Please transcribe all of the records precisely.

━━ DATA

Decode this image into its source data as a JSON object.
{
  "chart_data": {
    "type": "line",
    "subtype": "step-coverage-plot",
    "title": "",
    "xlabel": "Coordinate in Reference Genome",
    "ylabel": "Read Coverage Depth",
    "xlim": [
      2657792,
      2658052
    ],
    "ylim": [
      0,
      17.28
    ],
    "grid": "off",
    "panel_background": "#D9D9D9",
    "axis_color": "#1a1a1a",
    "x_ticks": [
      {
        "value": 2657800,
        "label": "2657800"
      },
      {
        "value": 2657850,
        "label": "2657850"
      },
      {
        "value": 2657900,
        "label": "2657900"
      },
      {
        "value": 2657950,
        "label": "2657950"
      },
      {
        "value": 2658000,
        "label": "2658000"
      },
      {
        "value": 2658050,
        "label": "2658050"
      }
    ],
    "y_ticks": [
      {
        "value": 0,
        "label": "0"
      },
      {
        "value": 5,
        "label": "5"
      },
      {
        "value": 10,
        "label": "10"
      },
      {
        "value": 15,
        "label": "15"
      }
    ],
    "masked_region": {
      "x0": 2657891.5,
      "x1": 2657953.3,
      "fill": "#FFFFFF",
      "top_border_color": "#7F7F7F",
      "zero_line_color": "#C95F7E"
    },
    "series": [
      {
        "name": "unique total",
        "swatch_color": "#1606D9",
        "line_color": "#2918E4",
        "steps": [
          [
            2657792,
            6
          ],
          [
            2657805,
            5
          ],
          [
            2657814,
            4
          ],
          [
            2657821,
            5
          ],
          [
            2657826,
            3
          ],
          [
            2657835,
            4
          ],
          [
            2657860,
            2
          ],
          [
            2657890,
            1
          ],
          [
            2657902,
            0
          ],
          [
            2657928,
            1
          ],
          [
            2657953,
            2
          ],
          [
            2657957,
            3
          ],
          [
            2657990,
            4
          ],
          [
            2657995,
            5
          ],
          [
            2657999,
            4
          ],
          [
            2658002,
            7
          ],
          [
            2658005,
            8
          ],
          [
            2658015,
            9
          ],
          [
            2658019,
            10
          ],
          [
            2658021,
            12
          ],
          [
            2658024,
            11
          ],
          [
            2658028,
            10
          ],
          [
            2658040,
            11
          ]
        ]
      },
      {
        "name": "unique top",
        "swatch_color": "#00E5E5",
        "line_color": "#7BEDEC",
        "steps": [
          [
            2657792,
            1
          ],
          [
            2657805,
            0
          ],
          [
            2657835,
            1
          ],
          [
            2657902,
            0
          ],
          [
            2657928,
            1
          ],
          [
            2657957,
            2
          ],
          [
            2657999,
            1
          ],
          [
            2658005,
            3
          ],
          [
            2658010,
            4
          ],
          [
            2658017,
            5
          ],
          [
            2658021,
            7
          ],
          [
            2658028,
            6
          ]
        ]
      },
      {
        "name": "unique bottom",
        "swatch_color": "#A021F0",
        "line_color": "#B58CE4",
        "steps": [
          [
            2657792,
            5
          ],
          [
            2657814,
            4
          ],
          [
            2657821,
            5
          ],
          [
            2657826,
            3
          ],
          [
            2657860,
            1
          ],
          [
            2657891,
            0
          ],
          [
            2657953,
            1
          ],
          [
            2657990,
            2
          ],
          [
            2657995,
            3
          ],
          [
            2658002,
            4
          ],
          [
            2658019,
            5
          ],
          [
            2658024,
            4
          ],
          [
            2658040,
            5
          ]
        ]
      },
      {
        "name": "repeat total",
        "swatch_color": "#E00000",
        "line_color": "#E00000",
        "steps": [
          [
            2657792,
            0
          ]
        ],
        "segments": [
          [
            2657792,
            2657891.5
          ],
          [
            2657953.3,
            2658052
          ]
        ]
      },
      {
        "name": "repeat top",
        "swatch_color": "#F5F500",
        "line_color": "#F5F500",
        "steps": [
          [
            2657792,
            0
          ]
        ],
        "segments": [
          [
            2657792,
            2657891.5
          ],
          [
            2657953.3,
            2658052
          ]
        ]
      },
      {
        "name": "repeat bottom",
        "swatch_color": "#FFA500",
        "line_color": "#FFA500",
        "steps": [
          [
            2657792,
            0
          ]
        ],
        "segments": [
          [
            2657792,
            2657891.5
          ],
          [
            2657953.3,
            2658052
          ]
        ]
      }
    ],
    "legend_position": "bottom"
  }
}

━━━━

§ **SOLUTION TO THE PROBLEM**:
Decode this image into its source data as a JSON object.
{
  "chart_data": {
    "type": "line",
    "subtype": "step-coverage-plot",
    "title": "",
    "xlabel": "Coordinate in Reference Genome",
    "ylabel": "Read Coverage Depth",
    "xlim": [
      2657792,
      2658052
    ],
    "ylim": [
      0,
      17.28
    ],
    "grid": "off",
    "panel_background": "#D9D9D9",
    "axis_color": "#1a1a1a",
    "x_ticks": [
      {
        "value": 2657800,
        "label": "2657800"
      },
      {
        "value": 2657850,
        "label": "2657850"
      },
      {
        "value": 2657900,
        "label": "2657900"
      },
      {
        "value": 2657950,
        "label": "2657950"
      },
      {
        "value": 2658000,
        "label": "2658000"
      },
      {
        "value": 2658050,
        "label": "2658050"
      }
    ],
    "y_ticks": [
      {
        "value": 0,
        "label": "0"
      },
      {
        "value": 5,
        "label": "5"
      },
      {
        "value": 10,
        "label": "10"
      },
      {
        "value": 15,
        "label": "15"
      }
    ],
    "masked_region": {
      "x0": 2657891.5,
      "x1": 2657953.3,
      "fill": "#FFFFFF",
      "top_border_color": "#7F7F7F",
      "zero_line_color": "#C95F7E"
    },
    "series": [
      {
        "name": "unique total",
        "swatch_color": "#1606D9",
        "line_color": "#2918E4",
        "steps": [
          [
            2657792,
            6
          ],
          [
            2657805,
            5
          ],
          [
            2657814,
            4
          ],
          [
            2657821,
            5
          ],
          [
            2657826,
            3
          ],
          [
            2657835,
            4
          ],
          [
            2657860,
            2
          ],
          [
            2657890,
            1
          ],
          [
            2657902,
            0
          ],
          [
            2657928,
            1
          ],
          [
            2657953,
            2
          ],
          [
            2657957,
            3
          ],
          [
            2657990,
            4
          ],
          [
            2657995,
            5
          ],
          [
            2657999,
            4
          ],
          [
            2658002,
            7
          ],
          [
            2658005,
            8
          ],
          [
            2658015,
            9
          ],
          [
            2658019,
            10
          ],
          [
            2658021,
            12
          ],
          [
            2658024,
            11
          ],
          [
            2658028,
            10
          ],
          [
            2658040,
            11
          ]
        ]
      },
      {
        "name": "unique top",
        "swatch_color": "#00E5E5",
        "line_color": "#7BEDEC",
        "steps": [
          [
            2657792,
            1
          ],
          [
            2657805,
            0
          ],
          [
            2657835,
            1
          ],
          [
            2657902,
            0
          ],
          [
            2657928,
            1
          ],
          [
            2657957,
            2
          ],
          [
            2657999,
            1
          ],
          [
            2658005,
            3
          ],
          [
            2658010,
            4
          ],
          [
            2658017,
            5
          ],
          [
            2658021,
            7
          ],
          [
            2658028,
            6
          ]
        ]
      },
      {
        "name": "unique bottom",
        "swatch_color": "#A021F0",
        "line_color": "#B58CE4",
        "steps": [
          [
            2657792,
            5
          ],
          [
            2657814,
            4
          ],
          [
            2657821,
            5
          ],
          [
            2657826,
            3
          ],
          [
            2657860,
            1
          ],
          [
            2657891,
            0
          ],
          [
            2657953,
            1
          ],
          [
            2657990,
            2
          ],
          [
            2657995,
            3
          ],
          [
            2658002,
            4
          ],
          [
            2658019,
            5
          ],
          [
            2658024,
            4
          ],
          [
            2658040,
            5
          ]
        ]
      },
      {
        "name": "repeat total",
        "swatch_color": "#E00000",
        "line_color": "#E00000",
        "steps": [
          [
            2657792,
            0
          ]
        ],
        "segments": [
          [
            2657792,
            2657891.5
          ],
          [
            2657953.3,
            2658052
          ]
        ]
      },
      {
        "name": "repeat top",
        "swatch_color": "#F5F500",
        "line_color": "#F5F500",
        "steps": [
          [
            2657792,
            0
          ]
        ],
        "segments": [
          [
            2657792,
            2657891.5
          ],
          [
            2657953.3,
            2658052
          ]
        ]
      },
      {
        "name": "repeat bottom",
        "swatch_color": "#FFA500",
        "line_color": "#FFA500",
        "steps": [
          [
            2657792,
            0
          ]
        ],
        "segments": [
          [
            2657792,
            2657891.5
          ],
          [
            2657953.3,
            2658052
          ]
        ]
      }
    ],
    "legend_position": "bottom"
  }
}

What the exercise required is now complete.